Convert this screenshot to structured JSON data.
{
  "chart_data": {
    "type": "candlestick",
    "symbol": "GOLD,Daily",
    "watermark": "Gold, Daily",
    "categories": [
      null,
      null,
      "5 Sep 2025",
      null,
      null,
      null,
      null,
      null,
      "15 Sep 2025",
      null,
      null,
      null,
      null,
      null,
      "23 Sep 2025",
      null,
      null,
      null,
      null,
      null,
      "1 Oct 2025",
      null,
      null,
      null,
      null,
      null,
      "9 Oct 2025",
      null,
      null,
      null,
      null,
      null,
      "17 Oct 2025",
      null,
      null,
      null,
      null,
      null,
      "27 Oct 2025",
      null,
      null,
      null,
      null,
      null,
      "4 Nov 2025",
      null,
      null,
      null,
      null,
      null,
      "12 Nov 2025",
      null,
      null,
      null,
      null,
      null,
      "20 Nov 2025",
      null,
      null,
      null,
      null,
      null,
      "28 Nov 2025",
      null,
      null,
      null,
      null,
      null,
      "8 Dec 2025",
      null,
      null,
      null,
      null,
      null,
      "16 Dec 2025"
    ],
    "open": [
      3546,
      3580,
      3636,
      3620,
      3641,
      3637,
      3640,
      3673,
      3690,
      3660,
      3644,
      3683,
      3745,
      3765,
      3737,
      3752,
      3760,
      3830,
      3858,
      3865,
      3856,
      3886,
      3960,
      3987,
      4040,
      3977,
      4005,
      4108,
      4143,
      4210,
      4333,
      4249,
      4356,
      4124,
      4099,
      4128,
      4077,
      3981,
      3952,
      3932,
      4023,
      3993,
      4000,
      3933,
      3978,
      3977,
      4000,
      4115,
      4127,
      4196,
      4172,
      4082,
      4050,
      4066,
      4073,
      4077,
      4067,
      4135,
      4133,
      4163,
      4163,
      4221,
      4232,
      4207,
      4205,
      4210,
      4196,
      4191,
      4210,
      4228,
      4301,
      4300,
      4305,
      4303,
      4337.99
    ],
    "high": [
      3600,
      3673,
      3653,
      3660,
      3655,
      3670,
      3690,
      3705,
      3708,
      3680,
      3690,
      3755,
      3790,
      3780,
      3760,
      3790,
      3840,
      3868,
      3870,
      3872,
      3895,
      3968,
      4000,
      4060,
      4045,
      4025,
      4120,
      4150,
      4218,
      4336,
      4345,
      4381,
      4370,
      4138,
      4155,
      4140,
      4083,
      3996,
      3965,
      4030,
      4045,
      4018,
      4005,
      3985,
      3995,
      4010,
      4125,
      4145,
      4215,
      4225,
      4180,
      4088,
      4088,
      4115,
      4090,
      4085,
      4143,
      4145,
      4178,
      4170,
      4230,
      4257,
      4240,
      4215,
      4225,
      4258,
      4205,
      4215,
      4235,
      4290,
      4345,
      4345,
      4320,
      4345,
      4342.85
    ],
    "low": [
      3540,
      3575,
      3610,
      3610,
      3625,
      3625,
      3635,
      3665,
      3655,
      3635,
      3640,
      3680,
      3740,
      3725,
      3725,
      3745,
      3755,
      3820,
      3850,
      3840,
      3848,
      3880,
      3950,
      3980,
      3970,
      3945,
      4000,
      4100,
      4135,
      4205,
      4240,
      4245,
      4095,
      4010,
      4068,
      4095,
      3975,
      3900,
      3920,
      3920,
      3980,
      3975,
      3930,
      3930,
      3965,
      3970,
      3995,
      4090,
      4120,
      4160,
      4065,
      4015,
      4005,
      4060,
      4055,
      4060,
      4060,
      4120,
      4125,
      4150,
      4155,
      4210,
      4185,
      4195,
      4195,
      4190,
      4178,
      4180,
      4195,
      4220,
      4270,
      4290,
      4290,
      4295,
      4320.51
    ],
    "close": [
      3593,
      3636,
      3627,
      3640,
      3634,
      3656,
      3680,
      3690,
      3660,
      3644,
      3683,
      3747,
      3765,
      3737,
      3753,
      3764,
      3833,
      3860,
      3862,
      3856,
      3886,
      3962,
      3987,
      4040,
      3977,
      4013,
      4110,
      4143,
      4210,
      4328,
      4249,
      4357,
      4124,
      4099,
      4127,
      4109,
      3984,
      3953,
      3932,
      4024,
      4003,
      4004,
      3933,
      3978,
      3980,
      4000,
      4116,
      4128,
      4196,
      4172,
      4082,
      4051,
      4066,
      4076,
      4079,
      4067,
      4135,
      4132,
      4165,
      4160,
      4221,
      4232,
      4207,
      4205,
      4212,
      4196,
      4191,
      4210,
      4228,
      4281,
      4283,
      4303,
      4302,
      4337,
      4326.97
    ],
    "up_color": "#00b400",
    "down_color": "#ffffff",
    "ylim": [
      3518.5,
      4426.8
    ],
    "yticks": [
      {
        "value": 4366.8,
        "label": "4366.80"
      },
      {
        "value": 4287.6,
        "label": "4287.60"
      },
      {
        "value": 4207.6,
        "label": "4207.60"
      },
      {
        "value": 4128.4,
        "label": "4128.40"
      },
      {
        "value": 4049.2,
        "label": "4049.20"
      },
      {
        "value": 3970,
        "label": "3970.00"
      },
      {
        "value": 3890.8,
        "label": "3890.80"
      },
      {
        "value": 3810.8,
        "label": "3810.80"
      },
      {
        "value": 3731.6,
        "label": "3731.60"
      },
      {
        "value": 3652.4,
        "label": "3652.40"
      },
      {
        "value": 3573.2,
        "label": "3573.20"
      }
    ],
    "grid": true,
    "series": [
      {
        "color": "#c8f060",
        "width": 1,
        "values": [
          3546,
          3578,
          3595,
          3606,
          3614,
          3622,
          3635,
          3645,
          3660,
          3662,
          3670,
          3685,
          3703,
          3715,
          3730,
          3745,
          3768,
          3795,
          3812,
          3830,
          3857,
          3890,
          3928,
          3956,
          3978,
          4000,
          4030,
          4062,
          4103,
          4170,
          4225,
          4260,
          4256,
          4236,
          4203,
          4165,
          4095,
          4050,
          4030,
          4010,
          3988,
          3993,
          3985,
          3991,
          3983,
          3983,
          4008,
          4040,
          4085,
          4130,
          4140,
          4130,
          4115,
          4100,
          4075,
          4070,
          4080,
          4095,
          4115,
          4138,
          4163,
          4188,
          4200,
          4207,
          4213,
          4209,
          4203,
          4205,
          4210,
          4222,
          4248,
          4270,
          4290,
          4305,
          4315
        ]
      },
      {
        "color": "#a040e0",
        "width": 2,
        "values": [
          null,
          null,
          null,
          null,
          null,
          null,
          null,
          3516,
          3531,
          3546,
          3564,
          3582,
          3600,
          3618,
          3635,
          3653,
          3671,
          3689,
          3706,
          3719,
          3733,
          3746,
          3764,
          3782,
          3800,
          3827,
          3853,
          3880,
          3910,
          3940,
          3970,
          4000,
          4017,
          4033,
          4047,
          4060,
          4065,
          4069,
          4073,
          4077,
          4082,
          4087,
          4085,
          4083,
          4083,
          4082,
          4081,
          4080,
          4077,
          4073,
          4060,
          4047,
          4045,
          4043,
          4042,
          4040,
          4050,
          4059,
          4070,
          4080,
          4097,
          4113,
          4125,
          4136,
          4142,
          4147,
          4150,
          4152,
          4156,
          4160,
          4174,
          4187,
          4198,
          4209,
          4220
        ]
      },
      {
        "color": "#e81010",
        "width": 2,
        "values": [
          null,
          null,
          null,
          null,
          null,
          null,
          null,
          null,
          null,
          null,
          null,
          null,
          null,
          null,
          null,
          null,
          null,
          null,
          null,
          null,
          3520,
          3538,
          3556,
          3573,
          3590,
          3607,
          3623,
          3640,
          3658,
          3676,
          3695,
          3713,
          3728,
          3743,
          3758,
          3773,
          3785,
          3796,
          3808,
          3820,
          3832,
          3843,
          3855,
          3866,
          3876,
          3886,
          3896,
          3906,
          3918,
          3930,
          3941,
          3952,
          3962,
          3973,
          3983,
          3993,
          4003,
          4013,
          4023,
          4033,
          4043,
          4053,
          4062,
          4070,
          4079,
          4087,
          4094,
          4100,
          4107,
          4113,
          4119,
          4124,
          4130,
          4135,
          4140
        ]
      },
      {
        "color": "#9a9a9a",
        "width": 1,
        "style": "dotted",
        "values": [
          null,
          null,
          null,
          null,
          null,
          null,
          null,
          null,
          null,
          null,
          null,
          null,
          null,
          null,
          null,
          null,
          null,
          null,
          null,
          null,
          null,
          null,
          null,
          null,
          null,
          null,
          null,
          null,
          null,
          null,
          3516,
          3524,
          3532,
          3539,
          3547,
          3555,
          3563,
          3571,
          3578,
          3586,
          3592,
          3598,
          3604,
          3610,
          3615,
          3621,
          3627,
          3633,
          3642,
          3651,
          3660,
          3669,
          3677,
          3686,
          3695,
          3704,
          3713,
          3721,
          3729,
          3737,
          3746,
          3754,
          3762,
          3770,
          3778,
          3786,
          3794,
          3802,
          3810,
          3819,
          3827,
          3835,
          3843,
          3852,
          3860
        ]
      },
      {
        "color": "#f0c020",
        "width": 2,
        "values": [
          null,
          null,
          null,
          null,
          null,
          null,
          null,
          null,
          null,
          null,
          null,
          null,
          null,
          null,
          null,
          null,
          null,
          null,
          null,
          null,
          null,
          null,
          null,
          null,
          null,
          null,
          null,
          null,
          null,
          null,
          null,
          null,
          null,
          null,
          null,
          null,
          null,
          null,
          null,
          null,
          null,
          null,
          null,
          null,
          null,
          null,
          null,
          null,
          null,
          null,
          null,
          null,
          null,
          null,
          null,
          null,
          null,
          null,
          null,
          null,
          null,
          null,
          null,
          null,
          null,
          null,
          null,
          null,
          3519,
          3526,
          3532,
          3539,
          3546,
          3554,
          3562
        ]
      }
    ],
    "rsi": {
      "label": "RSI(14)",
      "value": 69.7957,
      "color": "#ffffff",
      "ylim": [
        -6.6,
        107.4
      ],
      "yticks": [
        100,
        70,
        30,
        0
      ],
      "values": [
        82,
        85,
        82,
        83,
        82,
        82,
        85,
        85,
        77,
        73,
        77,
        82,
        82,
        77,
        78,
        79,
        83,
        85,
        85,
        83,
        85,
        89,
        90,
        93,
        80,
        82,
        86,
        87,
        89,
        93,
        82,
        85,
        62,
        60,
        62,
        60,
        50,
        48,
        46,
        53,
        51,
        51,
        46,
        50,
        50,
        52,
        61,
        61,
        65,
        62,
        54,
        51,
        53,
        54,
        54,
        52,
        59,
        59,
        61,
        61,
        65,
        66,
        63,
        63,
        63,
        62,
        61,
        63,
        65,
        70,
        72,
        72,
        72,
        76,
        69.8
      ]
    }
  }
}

-*-

> [Exercise goal]
Of the lines above, copy each that contains "Daily".

> [Expected output]
    "symbol": "GOLD,Daily",
    "watermark": "Gold, Daily",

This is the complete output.